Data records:
★ ★ ★ ★ ★ ★ ★

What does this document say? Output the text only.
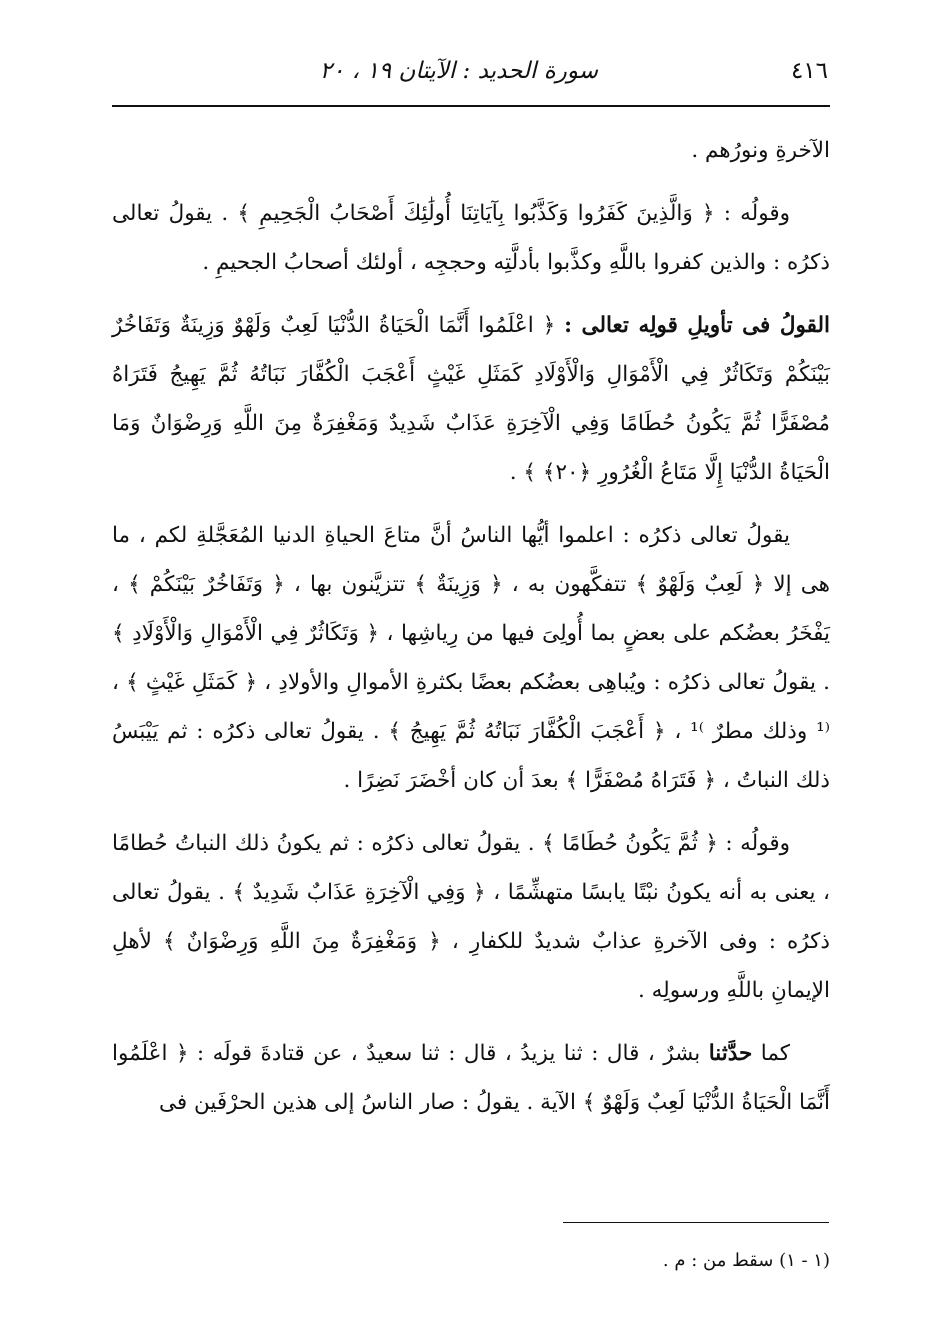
٤١٦
سورة الحديد : الآيتان ١٩ ، ٢٠

الآخرةِ ونورُهم .

وقولُه : ﴿ وَالَّذِينَ كَفَرُوا وَكَذَّبُوا بِآيَاتِنَا أُولَٰئِكَ أَصْحَابُ الْجَحِيمِ ﴾ . يقولُ تعالى ذكرُه : والذين كفروا باللَّهِ وكذَّبوا بأدلَّتِه وحججِه ، أولئك أصحابُ الجحيمِ .

القولُ فى تأويلِ قولِه تعالى : ﴿ اعْلَمُوا أَنَّمَا الْحَيَاةُ الدُّنْيَا لَعِبٌ وَلَهْوٌ وَزِينَةٌ وَتَفَاخُرٌ بَيْنَكُمْ وَتَكَاثُرٌ فِي الْأَمْوَالِ وَالْأَوْلَادِ كَمَثَلِ غَيْثٍ أَعْجَبَ الْكُفَّارَ نَبَاتُهُ ثُمَّ يَهِيجُ فَتَرَاهُ مُصْفَرًّا ثُمَّ يَكُونُ حُطَامًا وَفِي الْآخِرَةِ عَذَابٌ شَدِيدٌ وَمَغْفِرَةٌ مِنَ اللَّهِ وَرِضْوَانٌ وَمَا الْحَيَاةُ الدُّنْيَا إِلَّا مَتَاعُ الْغُرُورِ ﴿٢٠﴾ ﴾ .

يقولُ تعالى ذكرُه : اعلموا أيُّها الناسُ أنَّ متاعَ الحياةِ الدنيا المُعَجَّلةِ لكم ، ما هى إلا ﴿ لَعِبٌ وَلَهْوٌ ﴾ تتفكَّهون به ، ﴿ وَزِينَةٌ ﴾ تتزيَّنون بها ، ﴿ وَتَفَاخُرٌ بَيْنَكُمْ ﴾ ، يَفْخَرُ بعضُكم على بعضٍ بما أُولِىَ فيها من رِياشِها ، ﴿ وَتَكَاثُرٌ فِي الْأَمْوَالِ وَالْأَوْلَادِ ﴾ . يقولُ تعالى ذكرُه : ويُباهِى بعضُكم بعضًا بكثرةِ الأموالِ والأولادِ ، ﴿ كَمَثَلِ غَيْثٍ ﴾ ، ⁽¹ وذلك مطرٌ ⁾¹ ، ﴿ أَعْجَبَ الْكُفَّارَ نَبَاتُهُ ثُمَّ يَهِيجُ ﴾ . يقولُ تعالى ذكرُه : ثم يَيْبَسُ ذلك النباتُ ، ﴿ فَتَرَاهُ مُصْفَرًّا ﴾ بعدَ أن كان أخْضَرَ نَضِرًا .

وقولُه : ﴿ ثُمَّ يَكُونُ حُطَامًا ﴾ . يقولُ تعالى ذكرُه : ثم يكونُ ذلك النباتُ حُطامًا ، يعنى به أنه يكونُ نبْتًا يابسًا متهشِّمًا ، ﴿ وَفِي الْآخِرَةِ عَذَابٌ شَدِيدٌ ﴾ . يقولُ تعالى ذكرُه : وفى الآخرةِ عذابٌ شديدٌ للكفارِ ، ﴿ وَمَغْفِرَةٌ مِنَ اللَّهِ وَرِضْوَانٌ ﴾ لأهلِ الإيمانِ باللَّهِ ورسولِه .

كما حدَّثنا بشرٌ ، قال : ثنا يزيدُ ، قال : ثنا سعيدٌ ، عن قتادةَ قولَه : ﴿ اعْلَمُوا أَنَّمَا الْحَيَاةُ الدُّنْيَا لَعِبٌ وَلَهْوٌ ﴾ الآية . يقولُ : صار الناسُ إلى هذين الحرْفَين فى

(١ - ١) سقط من : م .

★ ★ ★ ★ ★ ★ ★

WHAT TO WORK ON:
Every entry must be written out exactly, with all pictures left out.

ANSWER FOR THE TASK:
What does this document say? Output the text only.
٤١٦
سورة الحديد : الآيتان ١٩ ، ٢٠

الآخرةِ ونورُهم .

وقولُه : ﴿ وَالَّذِينَ كَفَرُوا وَكَذَّبُوا بِآيَاتِنَا أُولَٰئِكَ أَصْحَابُ الْجَحِيمِ ﴾ . يقولُ تعالى ذكرُه : والذين كفروا باللَّهِ وكذَّبوا بأدلَّتِه وحججِه ، أولئك أصحابُ الجحيمِ .

القولُ فى تأويلِ قولِه تعالى : ﴿ اعْلَمُوا أَنَّمَا الْحَيَاةُ الدُّنْيَا لَعِبٌ وَلَهْوٌ وَزِينَةٌ وَتَفَاخُرٌ بَيْنَكُمْ وَتَكَاثُرٌ فِي الْأَمْوَالِ وَالْأَوْلَادِ كَمَثَلِ غَيْثٍ أَعْجَبَ الْكُفَّارَ نَبَاتُهُ ثُمَّ يَهِيجُ فَتَرَاهُ مُصْفَرًّا ثُمَّ يَكُونُ حُطَامًا وَفِي الْآخِرَةِ عَذَابٌ شَدِيدٌ وَمَغْفِرَةٌ مِنَ اللَّهِ وَرِضْوَانٌ وَمَا الْحَيَاةُ الدُّنْيَا إِلَّا مَتَاعُ الْغُرُورِ ﴿٢٠﴾ ﴾ .

يقولُ تعالى ذكرُه : اعلموا أيُّها الناسُ أنَّ متاعَ الحياةِ الدنيا المُعَجَّلةِ لكم ، ما هى إلا ﴿ لَعِبٌ وَلَهْوٌ ﴾ تتفكَّهون به ، ﴿ وَزِينَةٌ ﴾ تتزيَّنون بها ، ﴿ وَتَفَاخُرٌ بَيْنَكُمْ ﴾ ، يَفْخَرُ بعضُكم على بعضٍ بما أُولِىَ فيها من رِياشِها ، ﴿ وَتَكَاثُرٌ فِي الْأَمْوَالِ وَالْأَوْلَادِ ﴾ . يقولُ تعالى ذكرُه : ويُباهِى بعضُكم بعضًا بكثرةِ الأموالِ والأولادِ ، ﴿ كَمَثَلِ غَيْثٍ ﴾ ، ⁽¹ وذلك مطرٌ ⁾¹ ، ﴿ أَعْجَبَ الْكُفَّارَ نَبَاتُهُ ثُمَّ يَهِيجُ ﴾ . يقولُ تعالى ذكرُه : ثم يَيْبَسُ ذلك النباتُ ، ﴿ فَتَرَاهُ مُصْفَرًّا ﴾ بعدَ أن كان أخْضَرَ نَضِرًا .

وقولُه : ﴿ ثُمَّ يَكُونُ حُطَامًا ﴾ . يقولُ تعالى ذكرُه : ثم يكونُ ذلك النباتُ حُطامًا ، يعنى به أنه يكونُ نبْتًا يابسًا متهشِّمًا ، ﴿ وَفِي الْآخِرَةِ عَذَابٌ شَدِيدٌ ﴾ . يقولُ تعالى ذكرُه : وفى الآخرةِ عذابٌ شديدٌ للكفارِ ، ﴿ وَمَغْفِرَةٌ مِنَ اللَّهِ وَرِضْوَانٌ ﴾ لأهلِ الإيمانِ باللَّهِ ورسولِه .

كما حدَّثنا بشرٌ ، قال : ثنا يزيدُ ، قال : ثنا سعيدٌ ، عن قتادةَ قولَه : ﴿ اعْلَمُوا أَنَّمَا الْحَيَاةُ الدُّنْيَا لَعِبٌ وَلَهْوٌ ﴾ الآية . يقولُ : صار الناسُ إلى هذين الحرْفَين فى

(١ - ١) سقط من : م .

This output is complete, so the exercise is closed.